» **EXTRACTED DATA**:
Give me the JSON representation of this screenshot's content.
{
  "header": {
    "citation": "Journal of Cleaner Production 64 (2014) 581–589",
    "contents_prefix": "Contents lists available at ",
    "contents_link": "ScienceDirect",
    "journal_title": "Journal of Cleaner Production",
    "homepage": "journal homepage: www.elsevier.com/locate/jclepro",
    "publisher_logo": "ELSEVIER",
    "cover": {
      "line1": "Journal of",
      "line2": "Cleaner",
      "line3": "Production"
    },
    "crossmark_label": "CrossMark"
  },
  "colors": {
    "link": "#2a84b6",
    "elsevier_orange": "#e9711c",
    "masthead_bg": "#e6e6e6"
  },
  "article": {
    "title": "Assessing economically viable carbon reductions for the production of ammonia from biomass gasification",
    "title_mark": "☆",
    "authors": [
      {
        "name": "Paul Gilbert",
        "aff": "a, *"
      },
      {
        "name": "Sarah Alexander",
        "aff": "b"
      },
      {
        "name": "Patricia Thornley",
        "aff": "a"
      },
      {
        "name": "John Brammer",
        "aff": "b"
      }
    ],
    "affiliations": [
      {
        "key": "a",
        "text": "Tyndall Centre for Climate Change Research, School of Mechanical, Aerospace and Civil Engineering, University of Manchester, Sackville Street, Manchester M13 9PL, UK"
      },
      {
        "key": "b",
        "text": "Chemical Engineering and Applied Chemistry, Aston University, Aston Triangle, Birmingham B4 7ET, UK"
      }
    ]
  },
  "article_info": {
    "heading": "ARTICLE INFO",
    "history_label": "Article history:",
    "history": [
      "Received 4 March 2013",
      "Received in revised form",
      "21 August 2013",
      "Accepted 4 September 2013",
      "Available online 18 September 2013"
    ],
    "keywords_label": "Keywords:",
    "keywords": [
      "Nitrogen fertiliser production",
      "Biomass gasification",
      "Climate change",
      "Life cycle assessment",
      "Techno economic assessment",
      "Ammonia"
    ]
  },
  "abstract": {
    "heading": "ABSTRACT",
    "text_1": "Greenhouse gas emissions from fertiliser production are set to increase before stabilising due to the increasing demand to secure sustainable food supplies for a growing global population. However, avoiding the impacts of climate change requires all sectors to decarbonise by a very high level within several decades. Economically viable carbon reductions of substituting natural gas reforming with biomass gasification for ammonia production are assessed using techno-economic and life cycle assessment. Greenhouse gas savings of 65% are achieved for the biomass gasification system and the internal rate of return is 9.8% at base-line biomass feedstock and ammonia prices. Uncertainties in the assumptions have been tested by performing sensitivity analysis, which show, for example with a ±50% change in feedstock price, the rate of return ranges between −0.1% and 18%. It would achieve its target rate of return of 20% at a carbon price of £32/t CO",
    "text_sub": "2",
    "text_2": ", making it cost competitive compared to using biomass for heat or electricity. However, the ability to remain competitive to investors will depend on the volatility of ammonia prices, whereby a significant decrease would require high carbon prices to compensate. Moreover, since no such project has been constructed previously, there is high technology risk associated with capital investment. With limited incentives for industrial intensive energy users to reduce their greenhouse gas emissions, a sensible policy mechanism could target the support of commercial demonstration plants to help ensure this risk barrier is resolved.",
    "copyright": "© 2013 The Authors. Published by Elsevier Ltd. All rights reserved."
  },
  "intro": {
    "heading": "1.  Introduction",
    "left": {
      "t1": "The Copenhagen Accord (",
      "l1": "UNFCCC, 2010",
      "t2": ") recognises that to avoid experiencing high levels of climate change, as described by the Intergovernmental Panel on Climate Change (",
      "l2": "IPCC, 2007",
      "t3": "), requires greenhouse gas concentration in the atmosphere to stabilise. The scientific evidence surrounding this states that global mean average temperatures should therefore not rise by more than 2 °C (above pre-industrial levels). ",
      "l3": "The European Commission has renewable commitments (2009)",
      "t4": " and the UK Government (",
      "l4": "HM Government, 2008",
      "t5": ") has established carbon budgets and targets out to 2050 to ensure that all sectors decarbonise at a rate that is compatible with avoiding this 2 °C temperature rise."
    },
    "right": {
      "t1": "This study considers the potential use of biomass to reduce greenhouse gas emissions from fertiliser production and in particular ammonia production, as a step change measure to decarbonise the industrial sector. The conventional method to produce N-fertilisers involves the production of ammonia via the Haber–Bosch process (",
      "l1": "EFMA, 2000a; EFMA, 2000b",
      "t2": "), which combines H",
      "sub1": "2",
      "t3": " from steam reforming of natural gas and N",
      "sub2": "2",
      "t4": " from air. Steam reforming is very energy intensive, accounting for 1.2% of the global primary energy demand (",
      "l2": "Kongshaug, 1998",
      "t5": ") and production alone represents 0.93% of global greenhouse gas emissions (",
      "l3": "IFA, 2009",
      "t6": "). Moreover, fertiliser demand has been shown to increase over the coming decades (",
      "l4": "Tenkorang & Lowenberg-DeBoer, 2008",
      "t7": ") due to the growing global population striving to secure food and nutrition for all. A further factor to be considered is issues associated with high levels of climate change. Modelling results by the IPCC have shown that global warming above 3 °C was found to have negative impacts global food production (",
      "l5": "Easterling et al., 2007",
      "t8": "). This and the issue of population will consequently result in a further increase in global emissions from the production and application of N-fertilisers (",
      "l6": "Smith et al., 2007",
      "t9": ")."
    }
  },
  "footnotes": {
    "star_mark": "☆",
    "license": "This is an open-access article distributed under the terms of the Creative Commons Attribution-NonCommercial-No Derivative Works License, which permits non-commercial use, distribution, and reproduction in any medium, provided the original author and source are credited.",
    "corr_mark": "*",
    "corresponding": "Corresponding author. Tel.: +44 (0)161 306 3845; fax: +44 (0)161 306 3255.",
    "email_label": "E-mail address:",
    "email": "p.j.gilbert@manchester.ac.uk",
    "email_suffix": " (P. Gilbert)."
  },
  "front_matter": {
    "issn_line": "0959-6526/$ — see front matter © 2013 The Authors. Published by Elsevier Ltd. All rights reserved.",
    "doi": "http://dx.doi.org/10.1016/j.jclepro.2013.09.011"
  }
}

» **DO THIS**:
Scan the material above for the string "decades" and return the lines that hold it.

» **SOLUTION TO THE EXERCISE**:
    "text_1": "Greenhouse gas emissions from fertiliser production are set to increase before stabilising due to the increasing demand to secure sustainable food supplies for a growing global population. However, avoiding the impacts of climate change requires all sectors to decarbonise by a very high level within several decades. Economically viable carbon reductions of substituting natural gas reforming with biomass gasification for ammonia production are assessed using techno-economic and life cycle assessment. Greenhouse gas savings of 65% are achieved for the biomass gasification system and the internal rate of return is 9.8% at base-line biomass feedstock and ammonia prices. Uncertainties in the assumptions have been tested by performing sensitivity analysis, which show, for example with a ±50% change in feedstock price, the rate of return ranges between −0.1% and 18%. It would achieve its target rate of return of 20% at a carbon price of £32/t CO",
      "t6": "). Moreover, fertiliser demand has been shown to increase over the coming decades (",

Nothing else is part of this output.